= EXERCISE DESCRIPTION =
Exactly as written, please set down all of the entries again, with no pictures.

= INFORMATION SHOWN =

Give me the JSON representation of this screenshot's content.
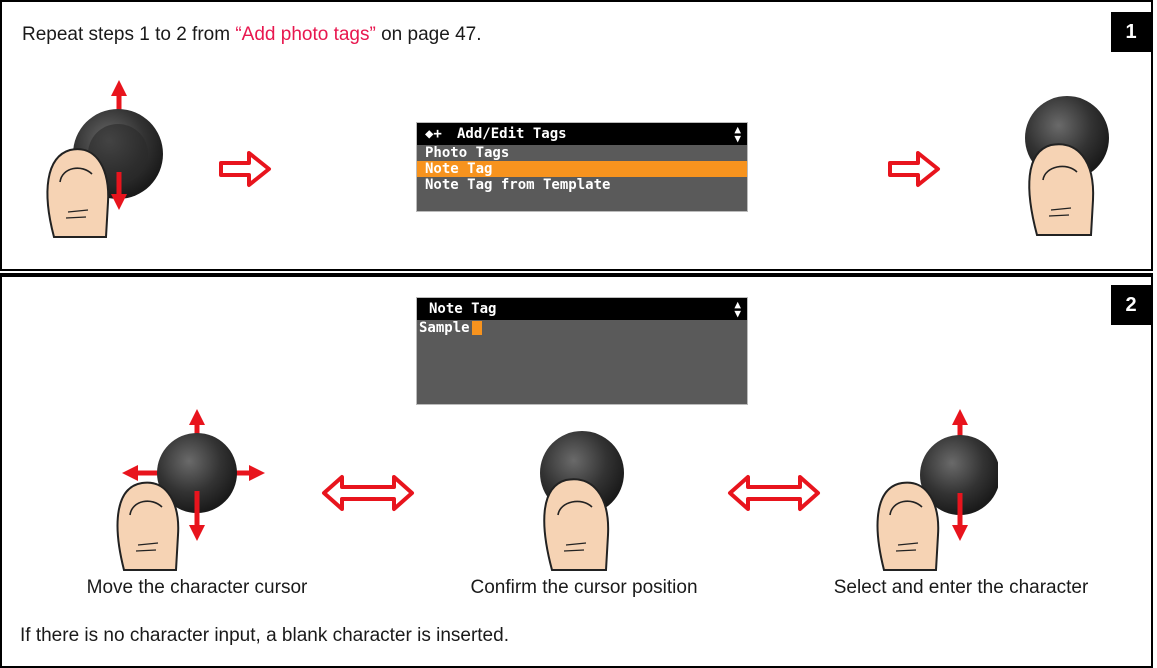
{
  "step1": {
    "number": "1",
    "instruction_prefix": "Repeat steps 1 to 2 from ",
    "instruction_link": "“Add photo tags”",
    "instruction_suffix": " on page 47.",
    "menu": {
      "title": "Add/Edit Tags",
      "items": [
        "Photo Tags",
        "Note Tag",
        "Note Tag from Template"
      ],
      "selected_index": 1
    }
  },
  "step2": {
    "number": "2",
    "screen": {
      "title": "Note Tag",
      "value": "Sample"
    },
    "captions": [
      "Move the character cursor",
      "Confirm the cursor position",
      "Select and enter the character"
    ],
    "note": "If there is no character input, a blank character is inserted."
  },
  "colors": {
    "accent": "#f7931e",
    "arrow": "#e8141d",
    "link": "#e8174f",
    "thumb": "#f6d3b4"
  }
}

= SOLUTION FOR THIS EXERCISE =
Give me the JSON representation of this screenshot's content.
{
  "step1": {
    "number": "1",
    "instruction_prefix": "Repeat steps 1 to 2 from ",
    "instruction_link": "“Add photo tags”",
    "instruction_suffix": " on page 47.",
    "menu": {
      "title": "Add/Edit Tags",
      "items": [
        "Photo Tags",
        "Note Tag",
        "Note Tag from Template"
      ],
      "selected_index": 1
    }
  },
  "step2": {
    "number": "2",
    "screen": {
      "title": "Note Tag",
      "value": "Sample"
    },
    "captions": [
      "Move the character cursor",
      "Confirm the cursor position",
      "Select and enter the character"
    ],
    "note": "If there is no character input, a blank character is inserted."
  },
  "colors": {
    "accent": "#f7931e",
    "arrow": "#e8141d",
    "link": "#e8174f",
    "thumb": "#f6d3b4"
  }
}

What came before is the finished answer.